[Dataset items]
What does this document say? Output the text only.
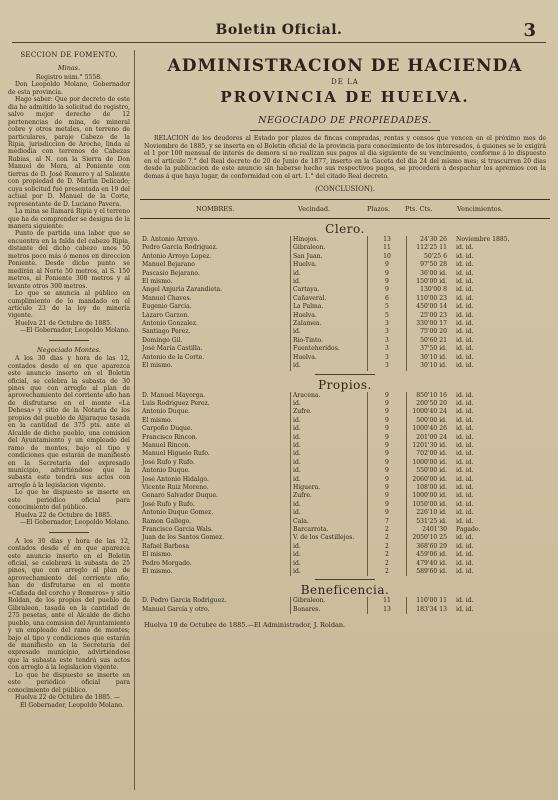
Boletin Oficial.	3
SECCION DE FOMENTO.

Minas.

Registro núm.° 5558.

Don Leopoldo Molano, Gobernador de esta provincia.

Hago saber: Que por decreto de este dia he admitido la solicitud de registro, salvo mejor derecho de 12 pertenencias de mina, de mineral cobre y otros metales, en terreno de particulares, paraje Cabezo de la Ripia, jurisdiccion de Aroche, linda al mediodia con terrenos de Cabezas Rubias, al N. con la Sierra de Don Manuel de Mora, al Poniente con tierras de D. José Romero y al Saliente con propiedad de D. Martin Delicado; cuya solicitud fué presentada en 19 del actual por D. Manuel de la Corte, representante de D. Luciano Pavera.

La mina se llamará Ripia y el terreno que ha de comprender se designa de la manera siguiente:

Punto de partida una labor que se encuentra en la falda del cabezo Ripia, distante del dicho cabezo unos 50 metros poco más ó menos en direccion Poniente. Desde dicho punto se medirán al Norte 50 metros, al S. 150 metros, al Poniente 300 metros y al levante otros 300 metros.

Lo que se anuncia al público en cumplimiento de lo mandado en el artículo 23 de la ley de minería vigente.

Huelva 21 de Octubre de 1885.

—El Gobernador, Leopoldo Molano.

Negociado Montes.

A los 30 dias y hora de las 12, contados desde el en que aparezca este anuncio inserto en el Boletin oficial, se celebra la subasta de 30 pinos que con arreglo al plan de aprovechamiento del corriente año han de disfrutarse en el monte «La Dehesa» y sitio de la Notaría de los propios del pueblo de Aljaraque tasada en la cantidad de 375 pts. ante el Alcalde de dicho pueblo, una comision del Ayuntamiento y un empleado del ramo de montes, bajo el tipo y condiciones que estarán de manifiesto en la Secretaría del expresado municipio, advirtiéndose que la subasta este tendrá sus actos con arreglo á la legislacion vigente.

Lo que he dispuesto se inserte en este periódico oficial para conocimiento del público.

Huelva 22 de Octubre de 1885.

—El Gobernador, Leopoldo Molano.

A los 30 dias y hora de las 12, contados desde el en que aparezca este anuncio inserto en el Boletin oficial, se celebrará la subasta de 25 pinos, que con arreglo al plan de aprovechamiento del corriente año, han de disfrutarse en el monte «Cañada del corcho y Romeros» y sitio Roldan, de los propios del pueblo de Gibraleon, tasada en la cantidad de 275 pesetas, ante el Alcalde de dicho pueblo, una comision del Ayuntamiento y un empleado del ramo de montes; bajo el tipo y condiciones que estarán de manifiesto en la Secretaría del expresado municipio, advirtiéndose que la subasta este tendrá sus actos con arreglo á la legislacion vigente.

Lo que he dispuesto se inserte en este periódico oficial para conocimiento del público.

Huelva 22 de Octubre de 1885. —

El Gobernador, Leopoldo Molano.

ADMINISTRACION DE HACIENDA
DE LA
PROVINCIA DE HUELVA.
NEGOCIADO DE PROPIEDADES.

RELACION de los deudores al Estado por plazos de fincas compradas, rentas y censos que vencen en el próximo mes de Noviembre de 1885, y se inserta en el Boletin oficial de la provincia para conocimiento de los interesados, á quienes se le exigirá el 1 por 100 mensual de interés de demora si no realizan sus pagos al dia siguiente de su vencimiento, conforme á lo dispuesto en el artículo 7.° del Real decreto de 20 de Junio de 1877, inserto en la Gaceta del dia 24 del mismo mes; si trascurren 20 dias desde la publicacion de este anuncio sin haberse hecho sus respectivos pagos, se procederá á despachar los apremios con la demas á que haya lugar, de conformidad con el art. 1.° del citado Real decreto.

(CONCLUSION).
NOMBRES.	Vecindad.	Plazos. Pts. Cts.	Vencimientos.
Clero.
D. Antonio Arroyo.	Hinojos.	13	24'30 26	Noviembre 1885.
Pedro García Rodriguez.	Gibraleon.	11	112'25 11	id. id.
Antonio Arroyo Lopez.	San Juan.	10	50'25 6	id. id.
Manuel Bejarano	Huelva.	9	97'50 28	id. id.
Pascasio Bejarano.	id.	9	36'00 id.	id. id.
El mismo.	id.	9	150'00 id.	id. id.
Angel Anjuria Zarandieta.	Cartaya.	9	130'00 8	id. id.
Manuel Chaves.	Cañaveral.	6	110'00 23	id. id.
Eugenio Garcia.	La Palma.	5	450'00 14	id. id.
Lázaro Garzon.	Huelva.	5	25'00 23	id. id.
Antonio Gonzalez.	Zalamea.	3	330'00 17	id. id.
Santiago Perez.	id.	3	75'00 20	id. id.
Domingo Gil.	Rio-Tinto.	3	50'60 21	id. id.
José María Castilla.	Fuenteheridos.	3	37'50 id.	id. id.
Antonio de la Corte.	Huelva.	3	30'10 id.	id. id.
El mismo.	id.	3	30'10 id.	id. id.
Propios.
D. Manuel Mayorga.	Aracena.	9	850'10 16	id. id.
Luis Rodriguez Perez.	id.	9	200'50 20	id. id.
Antonio Duque.	Zufre.	9	1000'40 24	id. id.
El mismo.	id.	9	500'00 id.	id. id.
Carpoño Duque.	id.	9	1000'40 26	id. id.
Francisco Rincon.	id.	9	201'00 24	id. id.
Manuel Rincon.	id.	9	1201'30 id.	id. id.
Manuel Higueio Rufo.	id.	9	702'00 id.	id. id.
José Rufo y Rufo.	id.	9	1000'00 id.	id. id.
Antonio Duque.	id.	9	550'00 id.	id. id.
José Antonio Hidalgo.	id.	9	2060'00 id.	id. id.
Vicente Ruiz Moreno.	Higuera.	9	108'00 id.	id. id.
Genaro Salvador Duque.	Zufre.	9	1000'00 id.	id. id.
José Rufo y Rufo.	id.	9	1050'00 id.	id. id.
Antonio Duque Gomez.	id.	9	226'10 id.	id. id.
Ramon Gallego.	Cala.	7	531'25 id.	id. id.
Francisco Garcia Wals.	Barcarrota.	2	2401'30	Pagado.
Juan de los Santos Gomez.	V. de los Castillejos.	2	2050'10 25	id. id.
Rafael Barbosa	id.	2	368'60 29	id. id.
El mismo.	id.	2	459'06 id.	id. id.
Pedro Morgado.	id.	2	479'40 id.	id. id.
El mismo.	id.	2	589'60 id.	id. id.
Beneficencia.
D. Pedro García Rodriguez.	Gibraleon.	11	110'00 11	id. id.
Manuel García y otro.	Bonares.	13	183'34 13	id. id.
Huelva 19 de Octubre de 1885.—El Administrador, J. Roldan.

WHAT TO PRODUCE: Keep only those lines of the records that hold "Duque", and return them.

ANSWER TO THE TASK:
Antonio Duque.	Zufre.	9	1000'40 24	id. id.
Carpoño Duque.	id.	9	1000'40 26	id. id.
Antonio Duque.	id.	9	550'00 id.	id. id.
Genaro Salvador Duque.	Zufre.	9	1000'00 id.	id. id.
Antonio Duque Gomez.	id.	9	226'10 id.	id. id.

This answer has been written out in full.